## Document segment
• • • • • • •

The consignee shall make all records  pertaining to that consignee, including  records of accounts, available for the  consignor to review during consignee’s  normal business hours, within a reasonable  time after consignor’s request, and shall  provide copies of the account records to the  consignor when requested. The consignee  shall keep copies of all books and records  for at least 4 years after completion of the  consignment.

“Consignment” and “consignor” are defined in G.L. c.  104A, § 1 as “a delivery of a work of fine art under  which no title to, estate in, or right to possession of,  the work of fine art superior to that of the consignor  shall vest in the consignee, notwithstanding the  consignee’s power or authority to transfer and  convey to a third person all of the right, title and  interest of the consignor in and to the work of fine  art,” and “a person who consigns a work of fine art  to a consignee, including but not limited to an artist  who creates works of fine art, an artist’s heirs or  legatees, or an owner of a work of fine art who holds  title to the work of fine art,” respectively.

Initially, the 2006 proposal did not include the  phrase “any other language herein” after the term  “[n]otwithstanding” in the first paragraph above.  The Legislature did not adopt this version, however,  but instead adopted a revised bill that added both  the provision in § 2(b) requiring that a consignor  furnish a written statement of delivery, and the  qualification that § 2(a) is to apply  “[n]otwithstanding . . . any other language herein.”

THE TEST CASE

The SJC’s involvement arose on a somewhat unusual  bankruptcy posture. Kenneth Wynne III and Allyson  Wynne owned a gallery called Wynne Fine Art, Inc. in  Chatham. While in possession of a large number of  artworks that had been delivered for consignment by  various artists, the Wynnes, and the gallery itself, all  filed for bankruptcy. The gallery filed a Chapter 7  petition, meaning that the corporation intended to  liquidate itself, rather than reorganize and emerge to  try again.

As is typical in that scenario, a bankruptcy trustee is  appointed to oversee the liquidation. That trustee  took the position that the paintings were the  property of the estate, and moved for permission to  sell the art and use the proceeds for the debts of the  estate. The downside to the artists was enormous:  rather than receive the actual artwork back, which  they could sell or treat however they want, the art  would have been sold and the sales proceeds added  to the overall bankruptcy estate, against which the  artists would have claims as unsecured creditors  (i.e., not secured by any specific collateral or  priority), certain to get back pennies on the dollar of  the art’s value, if even that.

• • • • • • •

## Source data
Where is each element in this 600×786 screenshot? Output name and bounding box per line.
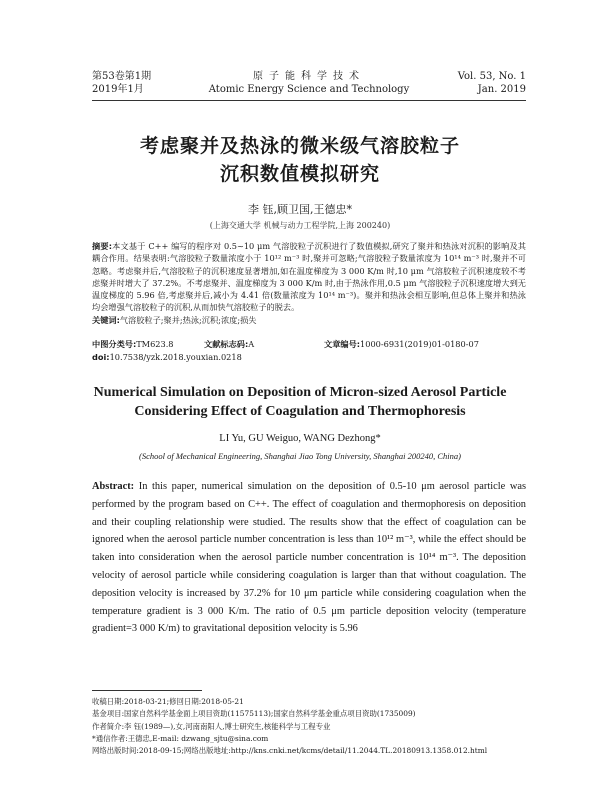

• • • • • • •

## Stated exercise 1
In the text on fine art consignment law, what kind of bankruptcy petition did the gallery file?
## Stated exercise 2
Pick up the text on fine art consignment law after its final sentence and carry it forward.

## Written reply 1
A Chapter 7 petition.

## Written reply 2
The trustee’s position was based on the interplay  between the Uniform Commercial Code (the U.C.C.)  and G.L. c. 104A. In a general context, unless a  consigner “perfects” its interest under the U.C.C. by  filing a U.C.C.-1 financing statement, anything in the  actual possession of a debtor becomes property of  the bankruptcy estate when the petition is filed. The trustee argued that since none of the artists had filed  U.C.C.-1 financing statements before the  bankruptcy, all of the artwork was estate property.

She rejected the artists’ reliance on c. 104A, § 2,  because they had not provided a statement of  delivery. Thus, she argued, there was no  consignment, and the artists were merely unsecured  creditors under the U.C.C.

Citing the foregoing legislative history, the artists  pointed the SJC to the provision immediately prior to  § 2(b), the “Notwithstanding any custom, practice or  usage of the trade to the contrary, or any other  language herein,” provision added late in the  process.

This distinction is critical, because G.L. c. 104A, §  3(b) dictates that if art is lent on consignment, then  it becomes property held in trust for the benefit of  the consignor. Property held in trust creates  fiduciary obligations on behalf of the consignee, chief  among them in this case that he cannot use the  property for his own benefit. So, if the artwork was  consigned, then it was trust property and the  Wynne’s insolvency would be irrelevant. The artists  would be entitled simply to get the art back without  waiting in line as bankruptcy claimants.  After the trustee moved the Bankruptcy Court for  permission to sell, the court certified the previously  un-interpreted provision to the SJC for an answer  under Massachusetts law. The Bankruptcy Court  framed the question this way:

Under Mass. Gen. Laws. c. 104A, the  Massachusetts fine art consignment statute  (‘Chapter 104A’), must a consignor transmit  a written 'statement of delivery' to a  consignee as a necessary prerequisite to the  formation of a ‘consignment’; or,  alternatively, under Chapter 104A does a  consignment arise upon the delivery by a  consignor, and acceptance by a consignee, of  a work of fine art for sale on consignment,  regardless of whether a written ‘statement of  delivery’ is sent by the consignor?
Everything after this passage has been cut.